Records from a collection:

┌────────

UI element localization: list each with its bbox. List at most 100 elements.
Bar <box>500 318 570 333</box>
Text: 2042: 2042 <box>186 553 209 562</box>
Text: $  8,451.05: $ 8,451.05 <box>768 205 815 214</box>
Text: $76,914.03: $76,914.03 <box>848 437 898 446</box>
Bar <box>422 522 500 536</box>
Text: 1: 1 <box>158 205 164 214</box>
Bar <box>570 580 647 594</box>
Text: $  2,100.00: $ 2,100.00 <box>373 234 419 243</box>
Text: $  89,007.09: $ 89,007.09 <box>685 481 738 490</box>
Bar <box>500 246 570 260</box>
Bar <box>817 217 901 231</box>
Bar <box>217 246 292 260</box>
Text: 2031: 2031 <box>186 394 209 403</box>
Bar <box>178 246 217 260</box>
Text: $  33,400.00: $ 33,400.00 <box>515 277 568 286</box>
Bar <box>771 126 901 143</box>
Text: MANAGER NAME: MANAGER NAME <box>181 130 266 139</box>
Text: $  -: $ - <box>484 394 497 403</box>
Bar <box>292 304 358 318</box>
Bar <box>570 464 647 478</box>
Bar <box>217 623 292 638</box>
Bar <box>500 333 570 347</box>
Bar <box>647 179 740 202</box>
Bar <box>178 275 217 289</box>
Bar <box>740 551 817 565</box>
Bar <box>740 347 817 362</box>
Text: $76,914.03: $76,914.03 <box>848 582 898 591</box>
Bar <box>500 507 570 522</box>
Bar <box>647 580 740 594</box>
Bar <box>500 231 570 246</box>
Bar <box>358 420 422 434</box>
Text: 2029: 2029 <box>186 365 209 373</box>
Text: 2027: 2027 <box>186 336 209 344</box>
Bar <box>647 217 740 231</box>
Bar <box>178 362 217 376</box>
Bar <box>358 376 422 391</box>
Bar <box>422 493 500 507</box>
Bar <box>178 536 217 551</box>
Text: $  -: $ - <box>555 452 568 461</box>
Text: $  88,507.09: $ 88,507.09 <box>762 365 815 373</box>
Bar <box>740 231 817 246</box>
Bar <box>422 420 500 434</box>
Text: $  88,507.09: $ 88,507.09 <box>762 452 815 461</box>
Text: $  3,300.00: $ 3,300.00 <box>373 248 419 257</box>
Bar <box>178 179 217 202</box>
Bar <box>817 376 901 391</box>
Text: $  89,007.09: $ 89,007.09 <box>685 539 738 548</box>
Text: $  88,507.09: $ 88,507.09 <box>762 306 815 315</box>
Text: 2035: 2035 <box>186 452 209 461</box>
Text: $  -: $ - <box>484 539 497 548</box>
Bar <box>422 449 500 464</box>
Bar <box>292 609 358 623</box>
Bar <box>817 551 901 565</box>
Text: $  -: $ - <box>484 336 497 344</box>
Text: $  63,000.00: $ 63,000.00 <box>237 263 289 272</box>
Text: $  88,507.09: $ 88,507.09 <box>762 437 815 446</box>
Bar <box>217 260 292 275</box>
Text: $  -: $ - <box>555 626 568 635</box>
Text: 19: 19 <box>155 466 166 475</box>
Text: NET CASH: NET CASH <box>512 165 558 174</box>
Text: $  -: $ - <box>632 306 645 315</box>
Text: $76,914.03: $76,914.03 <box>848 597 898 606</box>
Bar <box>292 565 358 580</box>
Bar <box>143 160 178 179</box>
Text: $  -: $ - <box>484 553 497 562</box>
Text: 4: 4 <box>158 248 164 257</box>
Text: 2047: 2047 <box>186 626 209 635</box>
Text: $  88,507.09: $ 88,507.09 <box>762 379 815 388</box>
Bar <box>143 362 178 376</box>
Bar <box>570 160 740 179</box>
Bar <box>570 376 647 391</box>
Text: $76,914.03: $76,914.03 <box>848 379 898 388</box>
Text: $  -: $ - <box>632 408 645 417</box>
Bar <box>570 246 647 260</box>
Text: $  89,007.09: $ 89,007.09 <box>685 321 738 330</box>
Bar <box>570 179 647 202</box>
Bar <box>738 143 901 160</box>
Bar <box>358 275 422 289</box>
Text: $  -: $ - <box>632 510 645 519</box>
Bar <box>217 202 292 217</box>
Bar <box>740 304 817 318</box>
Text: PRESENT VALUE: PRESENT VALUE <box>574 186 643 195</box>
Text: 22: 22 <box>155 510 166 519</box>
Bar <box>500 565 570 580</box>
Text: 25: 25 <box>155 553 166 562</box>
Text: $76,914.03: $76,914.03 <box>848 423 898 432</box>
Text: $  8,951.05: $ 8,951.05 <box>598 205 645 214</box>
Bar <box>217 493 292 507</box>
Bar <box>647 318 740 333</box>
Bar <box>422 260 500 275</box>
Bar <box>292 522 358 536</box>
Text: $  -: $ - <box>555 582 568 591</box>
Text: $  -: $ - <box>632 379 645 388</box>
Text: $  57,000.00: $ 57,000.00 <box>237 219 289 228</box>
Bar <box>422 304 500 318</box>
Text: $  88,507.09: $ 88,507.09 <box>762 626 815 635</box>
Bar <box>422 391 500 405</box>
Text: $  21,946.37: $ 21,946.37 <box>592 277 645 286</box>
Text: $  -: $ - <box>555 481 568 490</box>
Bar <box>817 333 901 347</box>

└────────

Exercise aim:
Copy out the entries word for word, from the very first line down to and including the line with "Bar <box>422 522 500 536</box>".

Answer for the task:
UI element localization: list each with its bbox. List at most 100 elements.
Bar <box>500 318 570 333</box>
Text: 2042: 2042 <box>186 553 209 562</box>
Text: $  8,451.05: $ 8,451.05 <box>768 205 815 214</box>
Text: $76,914.03: $76,914.03 <box>848 437 898 446</box>
Bar <box>422 522 500 536</box>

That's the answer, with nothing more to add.